__DO THIS__
Leave out the images; return the rest of the data exactly.
[Begin DATA SUPPLIED]
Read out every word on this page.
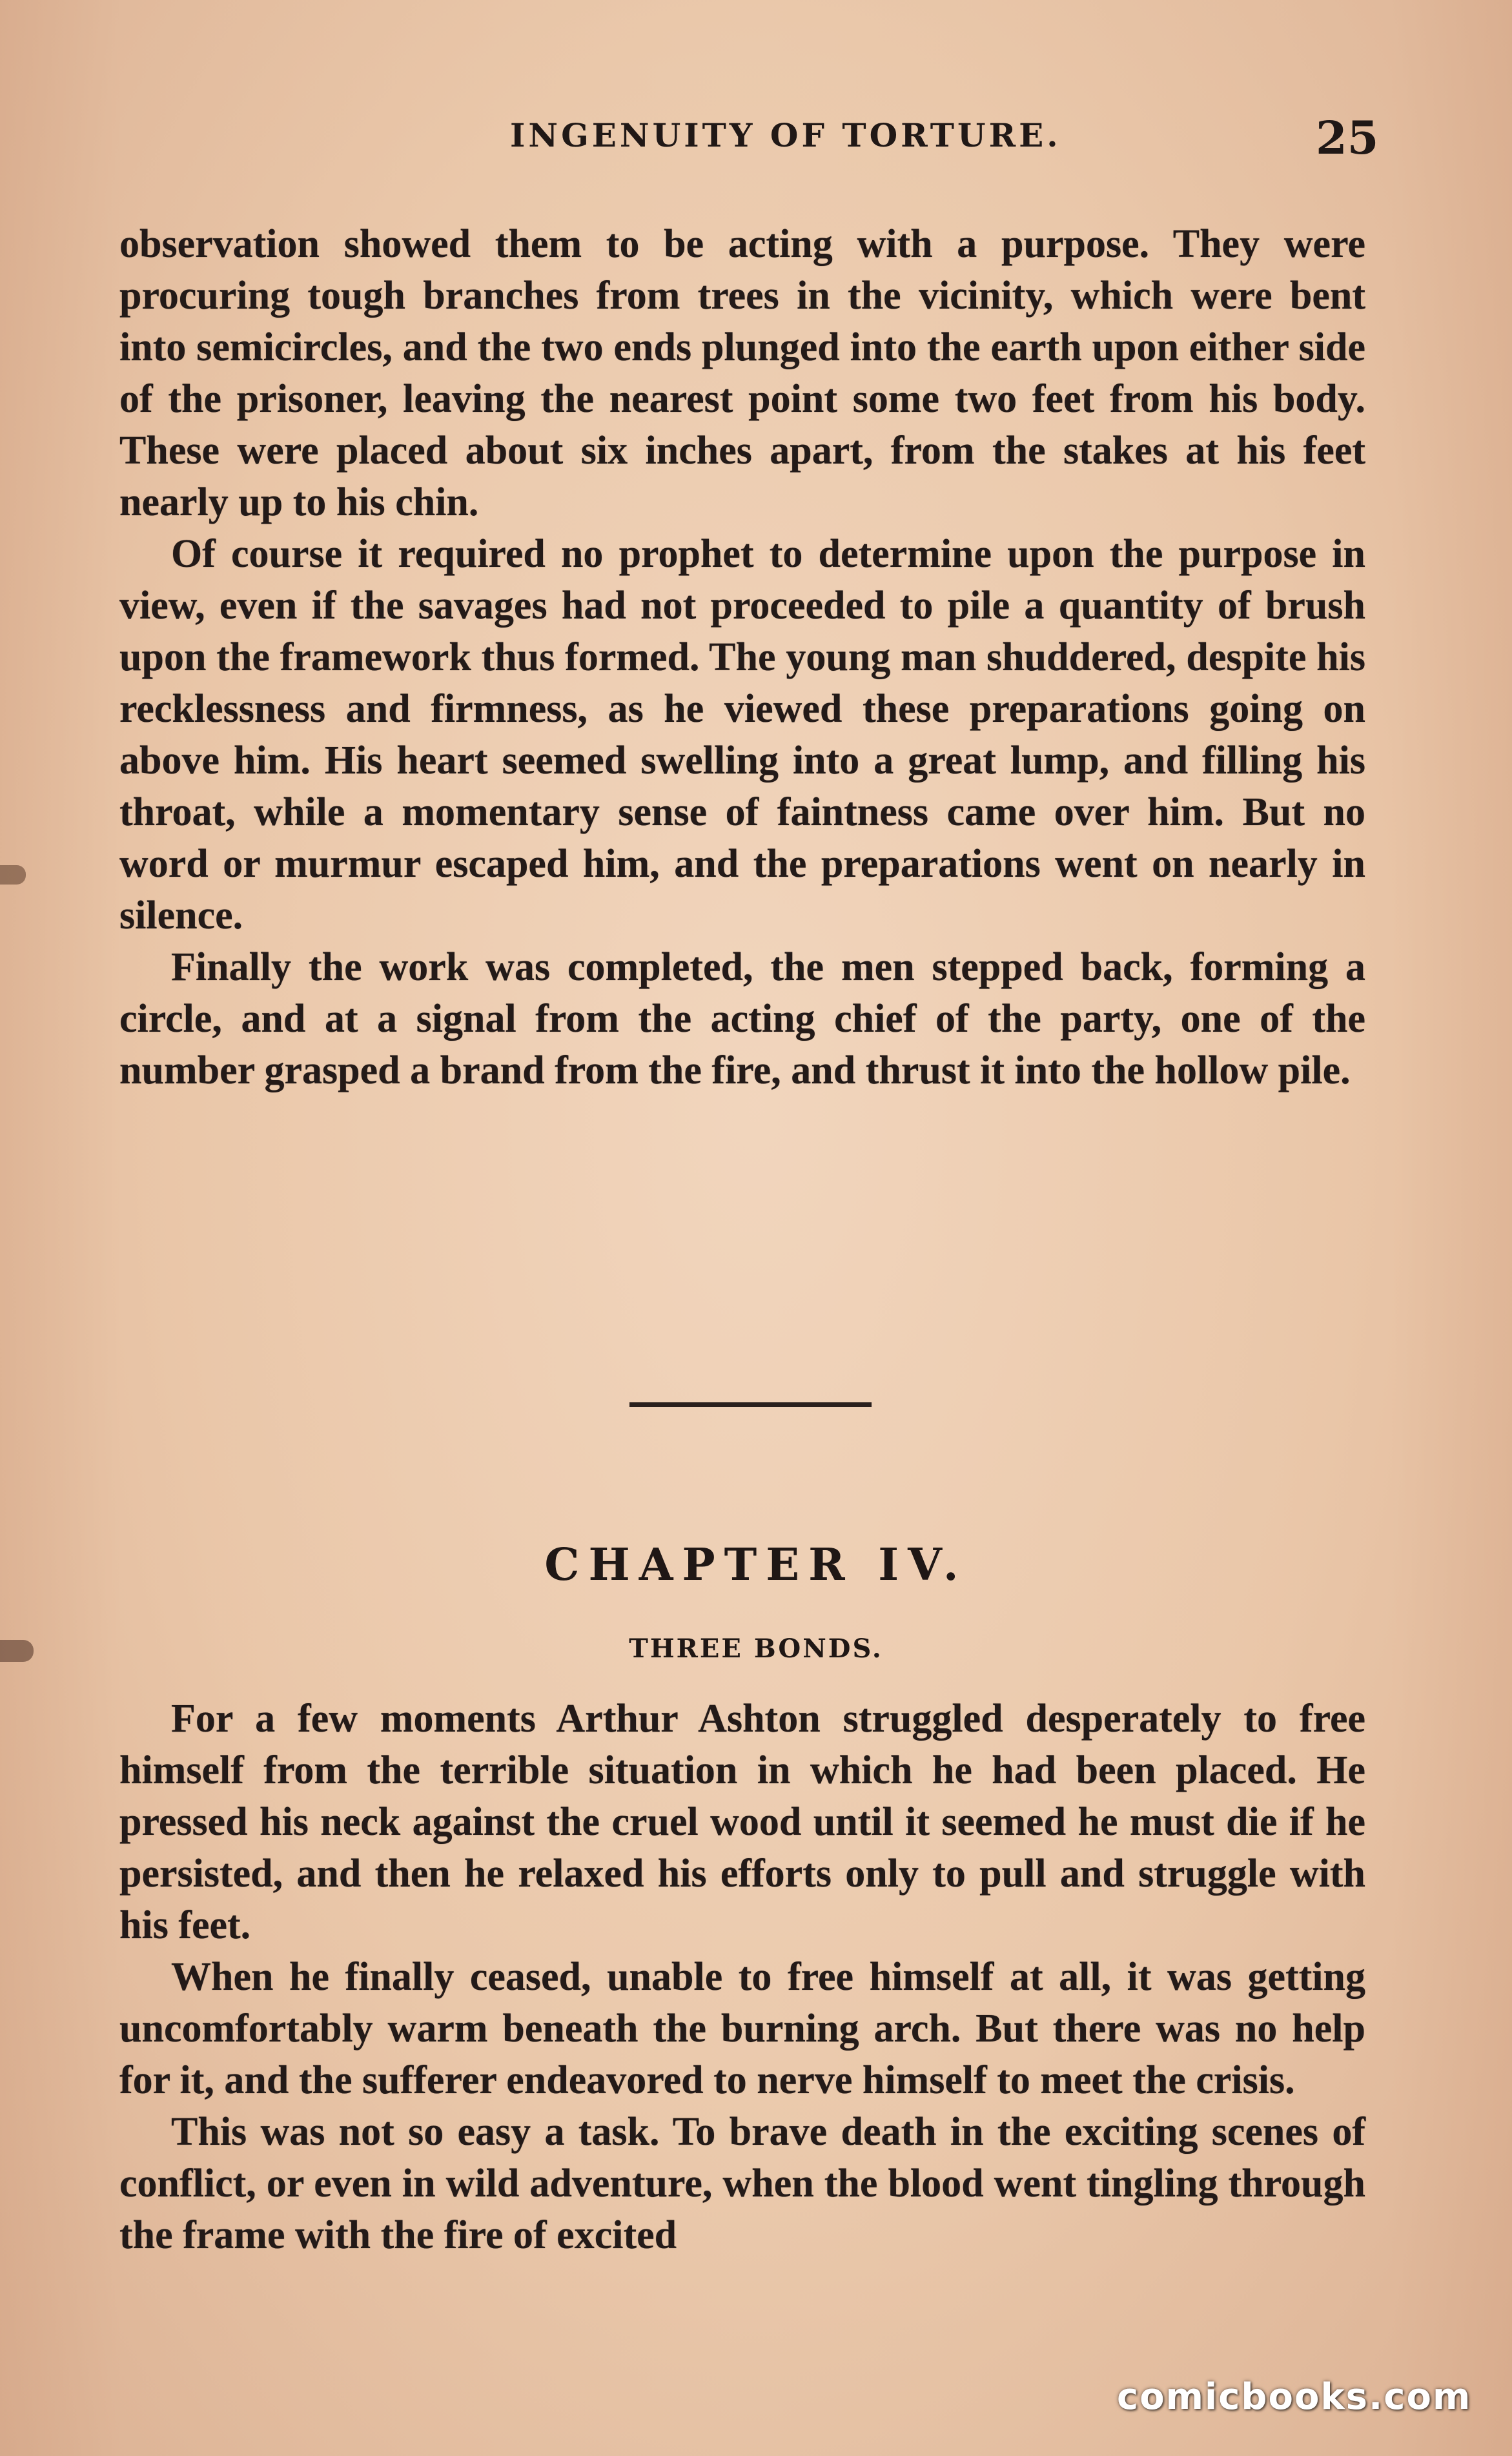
INGENUITY OF TORTURE.	25

observation showed them to be acting with a purpose. They were procuring tough branches from trees in the vicinity, which were bent into semicircles, and the two ends plunged into the earth upon either side of the prisoner, leaving the nearest point some two feet from his body. These were placed about six inches apart, from the stakes at his feet nearly up to his chin.

Of course it required no prophet to determine upon the purpose in view, even if the savages had not proceeded to pile a quantity of brush upon the framework thus formed. The young man shuddered, despite his recklessness and firmness, as he viewed these preparations going on above him. His heart seemed swelling into a great lump, and filling his throat, while a momentary sense of faintness came over him. But no word or murmur escaped him, and the preparations went on nearly in silence.

Finally the work was completed, the men stepped back, forming a circle, and at a signal from the acting chief of the party, one of the number grasped a brand from the fire, and thrust it into the hollow pile.

CHAPTER IV.
THREE BONDS.

For a few moments Arthur Ashton struggled desperately to free himself from the terrible situation in which he had been placed. He pressed his neck against the cruel wood until it seemed he must die if he persisted, and then he relaxed his efforts only to pull and struggle with his feet.

When he finally ceased, unable to free himself at all, it was getting uncomfortably warm beneath the burning arch. But there was no help for it, and the sufferer endeavored to nerve himself to meet the crisis.

This was not so easy a task. To brave death in the exciting scenes of conflict, or even in wild adventure, when the blood went tingling through the frame with the fire of excited

comicbooks.com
[End DATA SUPPLIED]
__RESULT FOR THIS TASK__
Read out every word on this page.
INGENUITY OF TORTURE.	25

observation showed them to be acting with a purpose. They were procuring tough branches from trees in the vicinity, which were bent into semicircles, and the two ends plunged into the earth upon either side of the prisoner, leaving the nearest point some two feet from his body. These were placed about six inches apart, from the stakes at his feet nearly up to his chin.

Of course it required no prophet to determine upon the purpose in view, even if the savages had not proceeded to pile a quantity of brush upon the framework thus formed. The young man shuddered, despite his recklessness and firmness, as he viewed these preparations going on above him. His heart seemed swelling into a great lump, and filling his throat, while a momentary sense of faintness came over him. But no word or murmur escaped him, and the preparations went on nearly in silence.

Finally the work was completed, the men stepped back, forming a circle, and at a signal from the acting chief of the party, one of the number grasped a brand from the fire, and thrust it into the hollow pile.

CHAPTER IV.
THREE BONDS.

For a few moments Arthur Ashton struggled desperately to free himself from the terrible situation in which he had been placed. He pressed his neck against the cruel wood until it seemed he must die if he persisted, and then he relaxed his efforts only to pull and struggle with his feet.

When he finally ceased, unable to free himself at all, it was getting uncomfortably warm beneath the burning arch. But there was no help for it, and the sufferer endeavored to nerve himself to meet the crisis.

This was not so easy a task. To brave death in the exciting scenes of conflict, or even in wild adventure, when the blood went tingling through the frame with the fire of excited

comicbooks.com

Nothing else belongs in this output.